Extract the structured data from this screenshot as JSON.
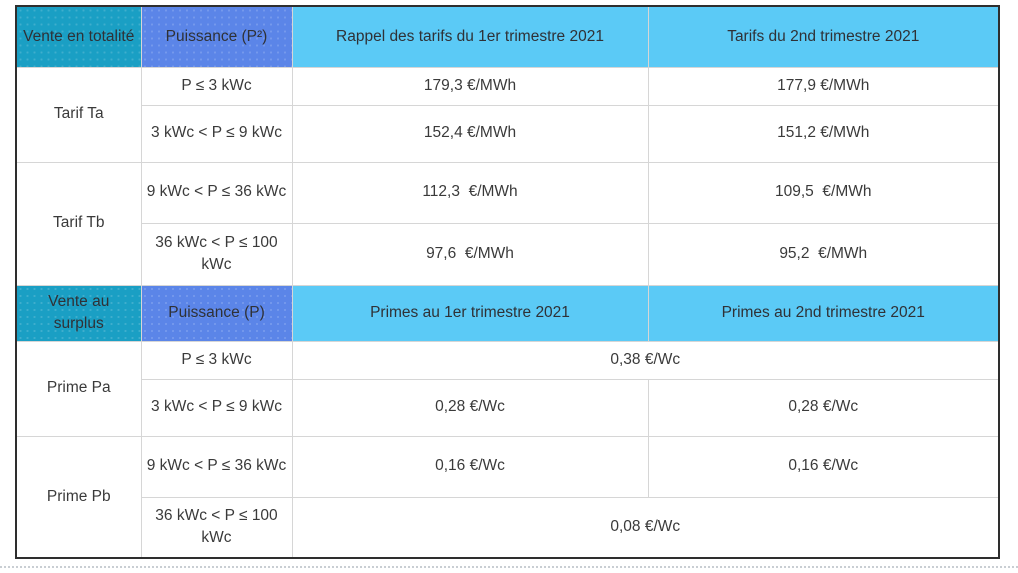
{
  "table": {
    "sections": [
      {
        "header": {
          "group_label": "Vente en totalité",
          "power_label": "Puissance (P²)",
          "col_q1": "Rappel des tarifs du 1er trimestre 2021",
          "col_q2": "Tarifs du 2nd trimestre 2021"
        },
        "groups": [
          {
            "label": "Tarif Ta",
            "rows": [
              {
                "power": "P ≤ 3 kWc",
                "q1": "179,3 €/MWh",
                "q2": "177,9 €/MWh"
              },
              {
                "power": "3 kWc < P ≤ 9 kWc",
                "q1": "152,4 €/MWh",
                "q2": "151,2 €/MWh"
              }
            ]
          },
          {
            "label": "Tarif Tb",
            "rows": [
              {
                "power": "9 kWc < P ≤ 36 kWc",
                "q1": "112,3  €/MWh",
                "q2": "109,5  €/MWh"
              },
              {
                "power": "36 kWc < P ≤ 100 kWc",
                "q1": "97,6  €/MWh",
                "q2": "95,2  €/MWh"
              }
            ]
          }
        ]
      },
      {
        "header": {
          "group_label": "Vente au surplus",
          "power_label": "Puissance (P)",
          "col_q1": "Primes au 1er trimestre 2021",
          "col_q2": "Primes au 2nd trimestre 2021"
        },
        "groups": [
          {
            "label": "Prime Pa",
            "rows": [
              {
                "power": "P ≤ 3 kWc",
                "merged_value": "0,38 €/Wc"
              },
              {
                "power": "3 kWc < P ≤ 9 kWc",
                "q1": "0,28 €/Wc",
                "q2": "0,28 €/Wc"
              }
            ]
          },
          {
            "label": "Prime Pb",
            "rows": [
              {
                "power": "9 kWc < P ≤ 36 kWc",
                "q1": "0,16 €/Wc",
                "q2": "0,16 €/Wc"
              },
              {
                "power": "36 kWc < P ≤ 100 kWc",
                "merged_value": "0,08 €/Wc"
              }
            ]
          }
        ]
      }
    ],
    "colors": {
      "teal_header": "#1a9fc4",
      "periwinkle_header": "#5b85e8",
      "light_blue_header": "#5bcaf6",
      "grid_line": "#d6d6d6",
      "outer_border": "#2e2e2e",
      "text": "#3a3a3a"
    }
  }
}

§ Aim:
Make an exact copy of the data, leaving its pictures out.

§ Solution below:
Extract the structured data from this screenshot as JSON.
{
  "table": {
    "sections": [
      {
        "header": {
          "group_label": "Vente en totalité",
          "power_label": "Puissance (P²)",
          "col_q1": "Rappel des tarifs du 1er trimestre 2021",
          "col_q2": "Tarifs du 2nd trimestre 2021"
        },
        "groups": [
          {
            "label": "Tarif Ta",
            "rows": [
              {
                "power": "P ≤ 3 kWc",
                "q1": "179,3 €/MWh",
                "q2": "177,9 €/MWh"
              },
              {
                "power": "3 kWc < P ≤ 9 kWc",
                "q1": "152,4 €/MWh",
                "q2": "151,2 €/MWh"
              }
            ]
          },
          {
            "label": "Tarif Tb",
            "rows": [
              {
                "power": "9 kWc < P ≤ 36 kWc",
                "q1": "112,3  €/MWh",
                "q2": "109,5  €/MWh"
              },
              {
                "power": "36 kWc < P ≤ 100 kWc",
                "q1": "97,6  €/MWh",
                "q2": "95,2  €/MWh"
              }
            ]
          }
        ]
      },
      {
        "header": {
          "group_label": "Vente au surplus",
          "power_label": "Puissance (P)",
          "col_q1": "Primes au 1er trimestre 2021",
          "col_q2": "Primes au 2nd trimestre 2021"
        },
        "groups": [
          {
            "label": "Prime Pa",
            "rows": [
              {
                "power": "P ≤ 3 kWc",
                "merged_value": "0,38 €/Wc"
              },
              {
                "power": "3 kWc < P ≤ 9 kWc",
                "q1": "0,28 €/Wc",
                "q2": "0,28 €/Wc"
              }
            ]
          },
          {
            "label": "Prime Pb",
            "rows": [
              {
                "power": "9 kWc < P ≤ 36 kWc",
                "q1": "0,16 €/Wc",
                "q2": "0,16 €/Wc"
              },
              {
                "power": "36 kWc < P ≤ 100 kWc",
                "merged_value": "0,08 €/Wc"
              }
            ]
          }
        ]
      }
    ],
    "colors": {
      "teal_header": "#1a9fc4",
      "periwinkle_header": "#5b85e8",
      "light_blue_header": "#5bcaf6",
      "grid_line": "#d6d6d6",
      "outer_border": "#2e2e2e",
      "text": "#3a3a3a"
    }
  }
}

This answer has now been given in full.